■ **Problem to solve**:
With the images removed, repeat the data below exactly.

Lines of data:
※ ※ ※
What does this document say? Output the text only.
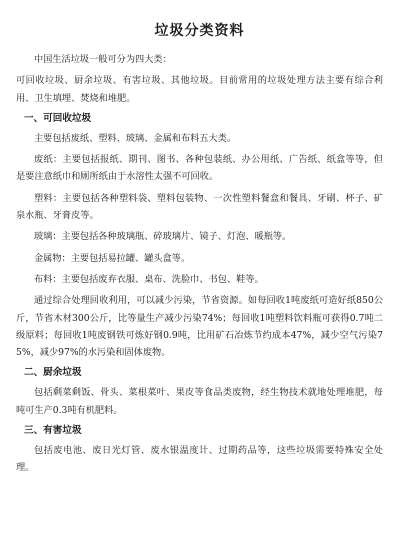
垃圾分类资料
中国生活垃圾一般可分为四大类：
可回收垃圾、厨余垃圾、有害垃圾、其他垃圾。目前常用的垃圾处理方法主要有综合利用、卫生填埋、焚烧和堆肥。
一、可回收垃圾
主要包括废纸、塑料、玻璃、金属和布料五大类。
废纸：主要包括报纸、期刊、图书、各种包装纸、办公用纸、广告纸、纸盒等等，但是要注意纸巾和厕所纸由于水溶性太强不可回收。
塑料：主要包括各种塑料袋、塑料包装物、一次性塑料餐盒和餐具、牙刷、杯子、矿泉水瓶、牙膏皮等。
玻璃：主要包括各种玻璃瓶、碎玻璃片、镜子、灯泡、暖瓶等。
金属物：主要包括易拉罐、罐头盒等。
布料：主要包括废弃衣服、桌布、洗脸巾、书包、鞋等。
通过综合处理回收利用，可以减少污染，节省资源。如每回收1吨废纸可造好纸850公斤，节省木材300公斤，比等量生产减少污染74%；每回收1吨塑料饮料瓶可获得0.7吨二级原料；每回收1吨废钢铁可炼好钢0.9吨，比用矿石冶炼节约成本47%，减少空气污染75%，减少97%的水污染和固体废物。
二、厨余垃圾
包括剩菜剩饭、骨头、菜根菜叶、果皮等食品类废物，经生物技术就地处理堆肥，每吨可生产0.3吨有机肥料。
三、有害垃圾
包括废电池、废日光灯管、废水银温度计、过期药品等，这些垃圾需要特殊安全处理。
※ ※ ※
■ **Complete response**:
What does this document say? Output the text only.
垃圾分类资料
中国生活垃圾一般可分为四大类：
可回收垃圾、厨余垃圾、有害垃圾、其他垃圾。目前常用的垃圾处理方法主要有综合利用、卫生填埋、焚烧和堆肥。
一、可回收垃圾
主要包括废纸、塑料、玻璃、金属和布料五大类。
废纸：主要包括报纸、期刊、图书、各种包装纸、办公用纸、广告纸、纸盒等等，但是要注意纸巾和厕所纸由于水溶性太强不可回收。
塑料：主要包括各种塑料袋、塑料包装物、一次性塑料餐盒和餐具、牙刷、杯子、矿泉水瓶、牙膏皮等。
玻璃：主要包括各种玻璃瓶、碎玻璃片、镜子、灯泡、暖瓶等。
金属物：主要包括易拉罐、罐头盒等。
布料：主要包括废弃衣服、桌布、洗脸巾、书包、鞋等。
通过综合处理回收利用，可以减少污染，节省资源。如每回收1吨废纸可造好纸850公斤，节省木材300公斤，比等量生产减少污染74%；每回收1吨塑料饮料瓶可获得0.7吨二级原料；每回收1吨废钢铁可炼好钢0.9吨，比用矿石冶炼节约成本47%，减少空气污染75%，减少97%的水污染和固体废物。
二、厨余垃圾
包括剩菜剩饭、骨头、菜根菜叶、果皮等食品类废物，经生物技术就地处理堆肥，每吨可生产0.3吨有机肥料。
三、有害垃圾
包括废电池、废日光灯管、废水银温度计、过期药品等，这些垃圾需要特殊安全处理。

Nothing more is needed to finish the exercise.